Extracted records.
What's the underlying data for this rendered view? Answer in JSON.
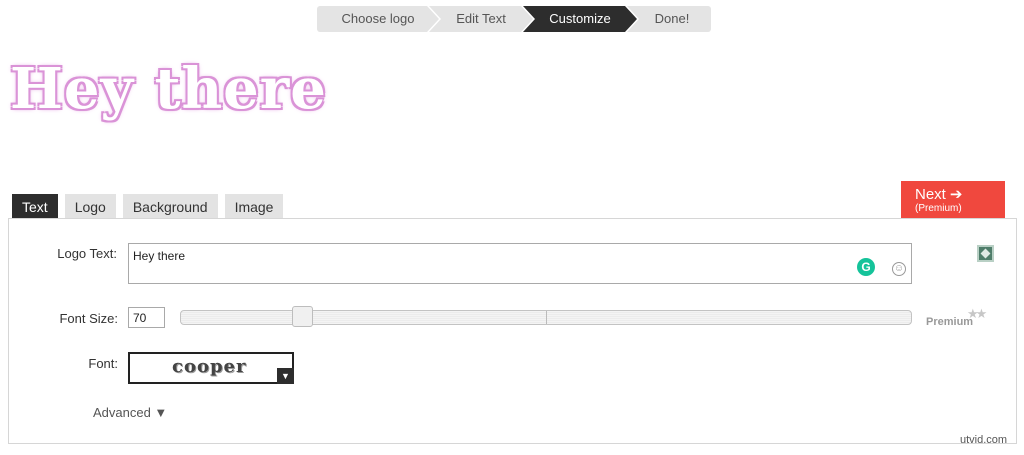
{
  "wizard": {
    "steps": [
      "Choose logo",
      "Edit Text",
      "Customize",
      "Done!"
    ],
    "active_step": "Customize"
  },
  "preview": {
    "logo_text": "Hey there",
    "colors": {
      "fill": "#ffffff",
      "glow": "#d992d6"
    }
  },
  "tabs": [
    "Text",
    "Logo",
    "Background",
    "Image"
  ],
  "active_tab": "Text",
  "next_button": {
    "label": "Next",
    "arrow": "➔",
    "sub": "(Premium)",
    "color": "#f0483e"
  },
  "form": {
    "logo_text_label": "Logo Text:",
    "logo_text_value": "Hey there",
    "font_size_label": "Font Size:",
    "font_size_value": "70",
    "premium_label": "Premium",
    "font_label": "Font:",
    "font_value": "cooper",
    "advanced_label": "Advanced ▼"
  },
  "icons": {
    "grammar": "G",
    "emoji": "☺",
    "premium_stars": "★★"
  },
  "watermark": "utvid.com"
}
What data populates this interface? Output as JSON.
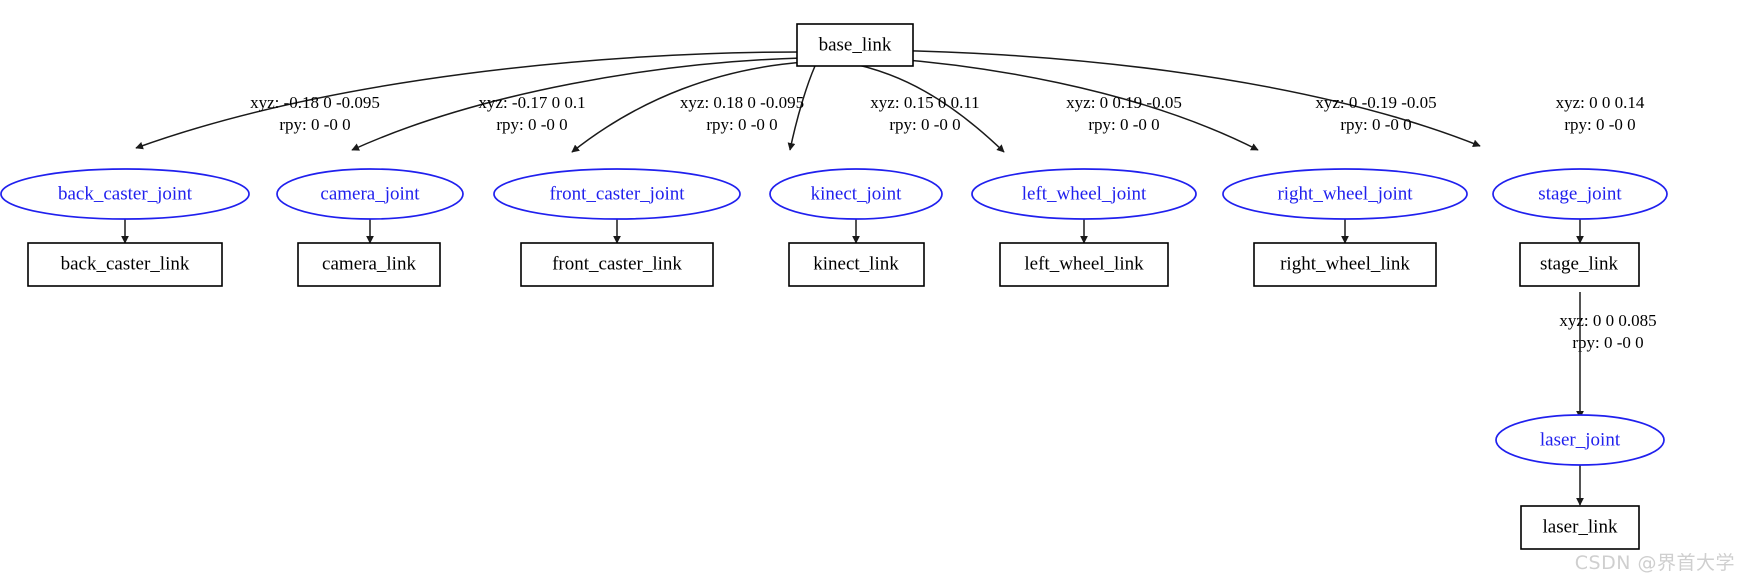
{
  "diagram": {
    "type": "urdf-tree",
    "root": {
      "id": "base_link",
      "label": "base_link",
      "shape": "box"
    },
    "link_nodes": [
      {
        "id": "base_link",
        "label": "base_link"
      },
      {
        "id": "back_caster_link",
        "label": "back_caster_link"
      },
      {
        "id": "camera_link",
        "label": "camera_link"
      },
      {
        "id": "front_caster_link",
        "label": "front_caster_link"
      },
      {
        "id": "kinect_link",
        "label": "kinect_link"
      },
      {
        "id": "left_wheel_link",
        "label": "left_wheel_link"
      },
      {
        "id": "right_wheel_link",
        "label": "right_wheel_link"
      },
      {
        "id": "stage_link",
        "label": "stage_link"
      },
      {
        "id": "laser_link",
        "label": "laser_link"
      }
    ],
    "joint_nodes": [
      {
        "id": "back_caster_joint",
        "label": "back_caster_joint"
      },
      {
        "id": "camera_joint",
        "label": "camera_joint"
      },
      {
        "id": "front_caster_joint",
        "label": "front_caster_joint"
      },
      {
        "id": "kinect_joint",
        "label": "kinect_joint"
      },
      {
        "id": "left_wheel_joint",
        "label": "left_wheel_joint"
      },
      {
        "id": "right_wheel_joint",
        "label": "right_wheel_joint"
      },
      {
        "id": "stage_joint",
        "label": "stage_joint"
      },
      {
        "id": "laser_joint",
        "label": "laser_joint"
      }
    ],
    "edges": [
      {
        "from": "base_link",
        "to": "back_caster_joint",
        "xyz": "xyz: -0.18 0 -0.095",
        "rpy": "rpy: 0 -0 0"
      },
      {
        "from": "base_link",
        "to": "camera_joint",
        "xyz": "xyz: -0.17 0 0.1",
        "rpy": "rpy: 0 -0 0"
      },
      {
        "from": "base_link",
        "to": "front_caster_joint",
        "xyz": "xyz: 0.18 0 -0.095",
        "rpy": "rpy: 0 -0 0"
      },
      {
        "from": "base_link",
        "to": "kinect_joint",
        "xyz": "xyz: 0.15 0 0.11",
        "rpy": "rpy: 0 -0 0"
      },
      {
        "from": "base_link",
        "to": "left_wheel_joint",
        "xyz": "xyz: 0 0.19 -0.05",
        "rpy": "rpy: 0 -0 0"
      },
      {
        "from": "base_link",
        "to": "right_wheel_joint",
        "xyz": "xyz: 0 -0.19 -0.05",
        "rpy": "rpy: 0 -0 0"
      },
      {
        "from": "base_link",
        "to": "stage_joint",
        "xyz": "xyz: 0 0 0.14",
        "rpy": "rpy: 0 -0 0"
      },
      {
        "from": "stage_link",
        "to": "laser_joint",
        "xyz": "xyz: 0 0 0.085",
        "rpy": "rpy: 0 -0 0"
      }
    ],
    "colors": {
      "joint_stroke": "#2020ee",
      "joint_text": "#2020ee",
      "link_stroke": "#000000",
      "link_text": "#000000",
      "edge_stroke": "#1a1a1a",
      "background": "#ffffff",
      "watermark": "#cfcfcf"
    }
  },
  "watermark": {
    "text": "CSDN @界首大学"
  },
  "labels": {
    "base_link": "base_link",
    "back_caster_joint": "back_caster_joint",
    "camera_joint": "camera_joint",
    "front_caster_joint": "front_caster_joint",
    "kinect_joint": "kinect_joint",
    "left_wheel_joint": "left_wheel_joint",
    "right_wheel_joint": "right_wheel_joint",
    "stage_joint": "stage_joint",
    "laser_joint": "laser_joint",
    "back_caster_link": "back_caster_link",
    "camera_link": "camera_link",
    "front_caster_link": "front_caster_link",
    "kinect_link": "kinect_link",
    "left_wheel_link": "left_wheel_link",
    "right_wheel_link": "right_wheel_link",
    "stage_link": "stage_link",
    "laser_link": "laser_link",
    "e0_xyz": "xyz: -0.18 0 -0.095",
    "e0_rpy": "rpy: 0 -0 0",
    "e1_xyz": "xyz: -0.17 0 0.1",
    "e1_rpy": "rpy: 0 -0 0",
    "e2_xyz": "xyz: 0.18 0 -0.095",
    "e2_rpy": "rpy: 0 -0 0",
    "e3_xyz": "xyz: 0.15 0 0.11",
    "e3_rpy": "rpy: 0 -0 0",
    "e4_xyz": "xyz: 0 0.19 -0.05",
    "e4_rpy": "rpy: 0 -0 0",
    "e5_xyz": "xyz: 0 -0.19 -0.05",
    "e5_rpy": "rpy: 0 -0 0",
    "e6_xyz": "xyz: 0 0 0.14",
    "e6_rpy": "rpy: 0 -0 0",
    "e7_xyz": "xyz: 0 0 0.085",
    "e7_rpy": "rpy: 0 -0 0"
  }
}
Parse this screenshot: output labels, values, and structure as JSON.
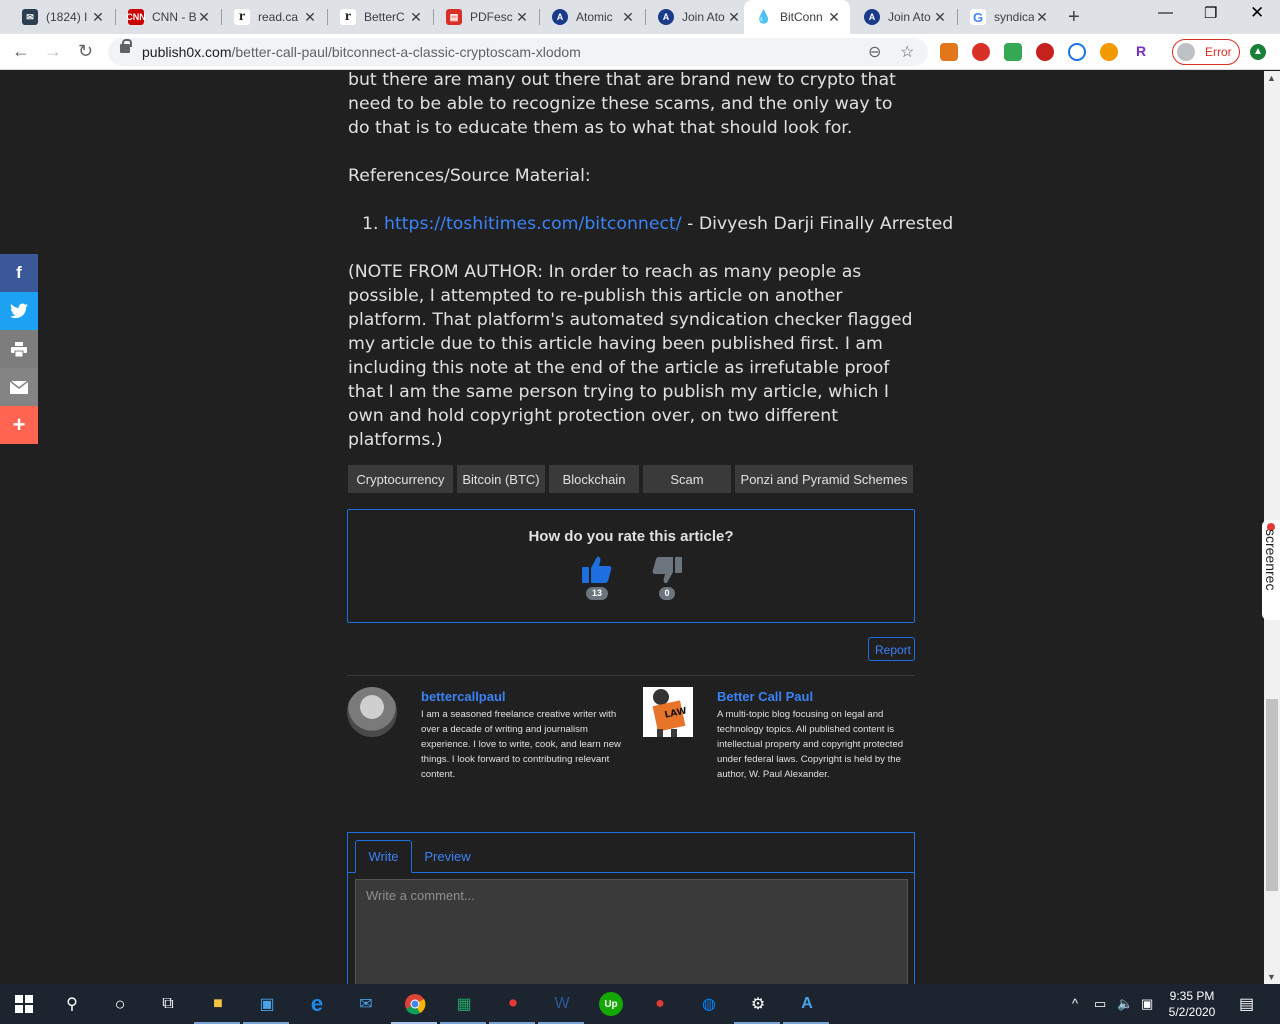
{
  "browser": {
    "tabs": [
      {
        "title": "(1824) I",
        "icon": "mail-icon",
        "color": "#2d3e50"
      },
      {
        "title": "CNN - B",
        "icon": "cnn-icon",
        "color": "#cc0000"
      },
      {
        "title": "read.ca",
        "icon": "r-icon",
        "color": "#222222"
      },
      {
        "title": "BetterC",
        "icon": "r-icon",
        "color": "#222222"
      },
      {
        "title": "PDFesc",
        "icon": "pdf-icon",
        "color": "#d93025"
      },
      {
        "title": "Atomic",
        "icon": "atomic-icon",
        "color": "#1a3a8a"
      },
      {
        "title": "Join Ato",
        "icon": "atomic-icon",
        "color": "#1a3a8a"
      },
      {
        "title": "BitConn",
        "icon": "drop-icon",
        "color": "#5f6368"
      },
      {
        "title": "Join Ato",
        "icon": "atomic-icon",
        "color": "#1a3a8a"
      },
      {
        "title": "syndica",
        "icon": "google-icon",
        "color": "#4285f4"
      }
    ],
    "url_host": "publish0x.com",
    "url_path": "/better-call-paul/bitconnect-a-classic-cryptoscam-xlodom",
    "profile_label": "Error"
  },
  "article": {
    "para_end": "but there are many out there that are brand new to crypto that need to be able to recognize these scams, and the only way to do that is to educate them as to what that should look for.",
    "refs_heading": "References/Source Material:",
    "ref_number": "1.",
    "ref_link": "https://toshitimes.com/bitconnect/",
    "ref_desc": " - Divyesh Darji Finally Arrested",
    "note": "(NOTE FROM AUTHOR:  In order to reach as many people as possible, I attempted to re-publish this article on another platform.  That platform's automated syndication checker flagged my article due to this article having been published first.  I am including this note at the end of the article as irrefutable proof that I am the same person trying to publish my article, which I own and hold copyright protection over, on two different platforms.)"
  },
  "tags": [
    "Cryptocurrency",
    "Bitcoin (BTC)",
    "Blockchain",
    "Scam",
    "Ponzi and Pyramid Schemes"
  ],
  "rating": {
    "question": "How do you rate this article?",
    "up_count": "13",
    "down_count": "0"
  },
  "report_label": "Report",
  "authors": [
    {
      "name": "bettercallpaul",
      "bio": "I am a seasoned freelance creative writer with over a decade of writing and journalism experience. I love to write, cook, and learn new things. I look forward to contributing relevant content."
    },
    {
      "name": "Better Call Paul",
      "bio": "A multi-topic blog focusing on legal and technology topics. All published content is intellectual property and copyright protected under federal laws. Copyright is held by the author, W. Paul Alexander."
    }
  ],
  "comment": {
    "tab_write": "Write",
    "tab_preview": "Preview",
    "placeholder": "Write a comment..."
  },
  "screenrec_label": "screenrec",
  "taskbar": {
    "time": "9:35 PM",
    "date": "5/2/2020"
  },
  "colors": {
    "accent": "#1d6fe0",
    "link": "#3b82f6",
    "page_bg": "#202020",
    "facebook": "#3b5998",
    "twitter": "#1da1f2",
    "print": "#7d7d7d",
    "email": "#848484",
    "more": "#ff6550"
  }
}
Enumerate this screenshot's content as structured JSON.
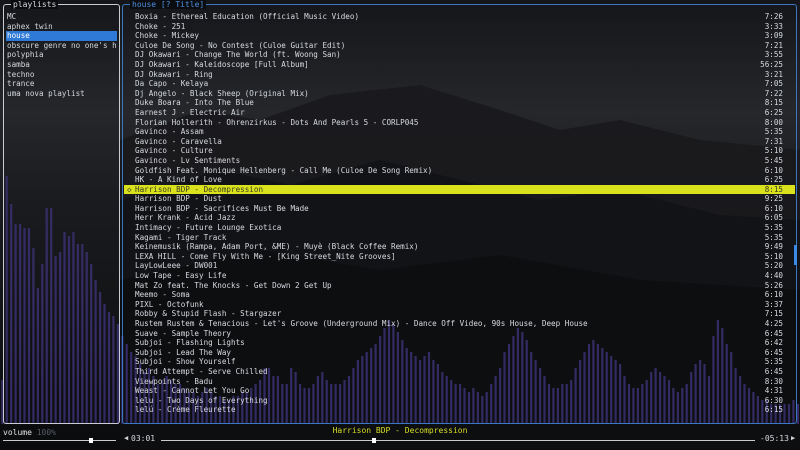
{
  "colors": {
    "accent": "#2f7ad6",
    "playing_bg": "#d9e21d",
    "playing_text": "#d6df22",
    "bars": "#3a2f6e"
  },
  "playlists_panel": {
    "title": "playlists",
    "items": [
      {
        "label": "MC"
      },
      {
        "label": "aphex twin"
      },
      {
        "label": "house"
      },
      {
        "label": "obscure genre no one's heard"
      },
      {
        "label": "polyphia"
      },
      {
        "label": "samba"
      },
      {
        "label": "techno"
      },
      {
        "label": "trance"
      },
      {
        "label": "uma nova playlist"
      }
    ],
    "selected_index": 2
  },
  "tracks_panel": {
    "title": "house [? Title]",
    "playing_index": 18,
    "tracks": [
      {
        "title": "Boxia - Ethereal Education (Official Music Video)",
        "duration": "7:26"
      },
      {
        "title": "Choke - 251",
        "duration": "3:33"
      },
      {
        "title": "Choke - Mickey",
        "duration": "3:09"
      },
      {
        "title": "Culoe De Song - No Contest (Culoe Guitar Edit)",
        "duration": "7:21"
      },
      {
        "title": "DJ Okawari - Change The World (ft. Woong San)",
        "duration": "3:55"
      },
      {
        "title": "DJ Okawari - Kaleidoscope [Full Album]",
        "duration": "56:25"
      },
      {
        "title": "DJ Okawari - Ring",
        "duration": "3:21"
      },
      {
        "title": "Da Capo - Kelaya",
        "duration": "7:05"
      },
      {
        "title": "Dj Angelo - Black Sheep (Original Mix)",
        "duration": "7:22"
      },
      {
        "title": "Duke Boara - Into The Blue",
        "duration": "8:15"
      },
      {
        "title": "Earnest J - Electric Air",
        "duration": "6:25"
      },
      {
        "title": "Florian Hollerith - Ohrenzirkus - Dots And Pearls 5 - CORLP045",
        "duration": "8:00"
      },
      {
        "title": "Gavinco - Assam",
        "duration": "5:35"
      },
      {
        "title": "Gavinco - Caravella",
        "duration": "7:31"
      },
      {
        "title": "Gavinco - Culture",
        "duration": "5:10"
      },
      {
        "title": "Gavinco - Lv Sentiments",
        "duration": "5:45"
      },
      {
        "title": "Goldfish Feat. Monique Hellenberg - Call Me (Culoe De Song Remix)",
        "duration": "6:10"
      },
      {
        "title": "HK - A Kind of Love",
        "duration": "6:25"
      },
      {
        "title": "Harrison BDP - Decompression",
        "duration": "8:15"
      },
      {
        "title": "Harrison BDP - Dust",
        "duration": "9:25"
      },
      {
        "title": "Harrison BDP - Sacrifices Must Be Made",
        "duration": "6:10"
      },
      {
        "title": "Herr Krank - Acid Jazz",
        "duration": "6:05"
      },
      {
        "title": "Intimacy - Future Lounge Exotica",
        "duration": "5:35"
      },
      {
        "title": "Kagami - Tiger Track",
        "duration": "5:35"
      },
      {
        "title": "Keinemusik (Rampa, Adam Port, &ME) - Muyè (Black Coffee Remix)",
        "duration": "9:49"
      },
      {
        "title": "LEXA HILL  - Come Fly With Me - [King Street_Nite Grooves]",
        "duration": "5:10"
      },
      {
        "title": "LayLowLeee - DW001",
        "duration": "5:20"
      },
      {
        "title": "Low Tape - Easy Life",
        "duration": "4:40"
      },
      {
        "title": "Mat Zo feat. The Knocks - Get Down 2 Get Up",
        "duration": "5:26"
      },
      {
        "title": "Meemo - Soma",
        "duration": "6:10"
      },
      {
        "title": "PIXL - Octofunk",
        "duration": "3:37"
      },
      {
        "title": "Robby & Stupid Flash - Stargazer",
        "duration": "7:15"
      },
      {
        "title": "Rustem Rustem & Tenacious -  Let's Groove (Underground Mix) - Dance Off Video, 90s House, Deep House",
        "duration": "4:25"
      },
      {
        "title": "Suave - Sample Theory",
        "duration": "6:45"
      },
      {
        "title": "Subjoi - Flashing Lights",
        "duration": "6:42"
      },
      {
        "title": "Subjoi - Lead The Way",
        "duration": "6:45"
      },
      {
        "title": "Subjoi - Show Yourself",
        "duration": "5:35"
      },
      {
        "title": "Third Attempt - Serve Chilled",
        "duration": "6:45"
      },
      {
        "title": "Viewpoints - Badu",
        "duration": "8:30"
      },
      {
        "title": "Weast - Cannot Let You Go",
        "duration": "4:31"
      },
      {
        "title": "lelu - Two Days of Everything",
        "duration": "6:30"
      },
      {
        "title": "lelú - Crème Fleurette",
        "duration": "6:15"
      }
    ]
  },
  "player": {
    "volume_label": "volume",
    "volume_value": "100%",
    "volume_level": 0.8,
    "elapsed": "03:01",
    "remaining": "-05:13",
    "now_playing": "Harrison BDP - Decompression",
    "seek_back_icon": "triangle-left",
    "seek_forward_icon": "triangle-right"
  },
  "visualizer_levels": [
    0.11,
    0.62,
    0.55,
    0.5,
    0.5,
    0.49,
    0.49,
    0.44,
    0.34,
    0.4,
    0.54,
    0.54,
    0.42,
    0.43,
    0.48,
    0.47,
    0.48,
    0.45,
    0.45,
    0.43,
    0.4,
    0.36,
    0.33,
    0.3,
    0.28,
    0.27,
    0.25,
    0.22,
    0.2,
    0.18,
    0.17,
    0.15,
    0.13,
    0.14,
    0.12,
    0.1,
    0.11,
    0.12,
    0.11,
    0.1,
    0.1,
    0.09,
    0.08,
    0.08,
    0.07,
    0.08,
    0.09,
    0.08,
    0.07,
    0.07,
    0.06,
    0.06,
    0.07,
    0.07,
    0.08,
    0.08,
    0.09,
    0.1,
    0.11,
    0.14,
    0.14,
    0.12,
    0.12,
    0.1,
    0.1,
    0.14,
    0.13,
    0.1,
    0.09,
    0.09,
    0.1,
    0.12,
    0.13,
    0.11,
    0.1,
    0.1,
    0.1,
    0.11,
    0.12,
    0.14,
    0.16,
    0.17,
    0.18,
    0.19,
    0.2,
    0.22,
    0.24,
    0.26,
    0.25,
    0.23,
    0.21,
    0.19,
    0.18,
    0.17,
    0.16,
    0.17,
    0.18,
    0.16,
    0.15,
    0.13,
    0.12,
    0.11,
    0.1,
    0.1,
    0.09,
    0.08,
    0.09,
    0.08,
    0.07,
    0.08,
    0.1,
    0.12,
    0.14,
    0.18,
    0.2,
    0.22,
    0.24,
    0.23,
    0.21,
    0.18,
    0.16,
    0.14,
    0.12,
    0.1,
    0.09,
    0.09,
    0.1,
    0.1,
    0.11,
    0.14,
    0.16,
    0.18,
    0.2,
    0.21,
    0.2,
    0.19,
    0.18,
    0.17,
    0.16,
    0.15,
    0.12,
    0.1,
    0.09,
    0.09,
    0.1,
    0.11,
    0.13,
    0.14,
    0.13,
    0.12,
    0.11,
    0.09,
    0.08,
    0.09,
    0.1,
    0.13,
    0.15,
    0.16,
    0.15,
    0.12,
    0.22,
    0.26,
    0.24,
    0.2,
    0.18,
    0.14,
    0.12,
    0.1,
    0.09,
    0.08,
    0.07,
    0.06,
    0.06,
    0.05,
    0.05,
    0.05,
    0.05,
    0.05,
    0.06,
    0.05
  ]
}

Work instructions. List every line above that holds the word "copyright".

Response below.
    "note": "(NOTE FROM AUTHOR:  In order to reach as many people as possible, I attempted to re-publish this article on another platform.  That platform's automated syndication checker flagged my article due to this article having been published first.  I am including this note at the end of the article as irrefutable proof that I am the same person trying to publish my article, which I own and hold copyright protection over, on two different platforms.)"
      "bio": "A multi-topic blog focusing on legal and technology topics. All published content is intellectual property and copyright protected under federal laws. Copyright is held by the author, W. Paul Alexander."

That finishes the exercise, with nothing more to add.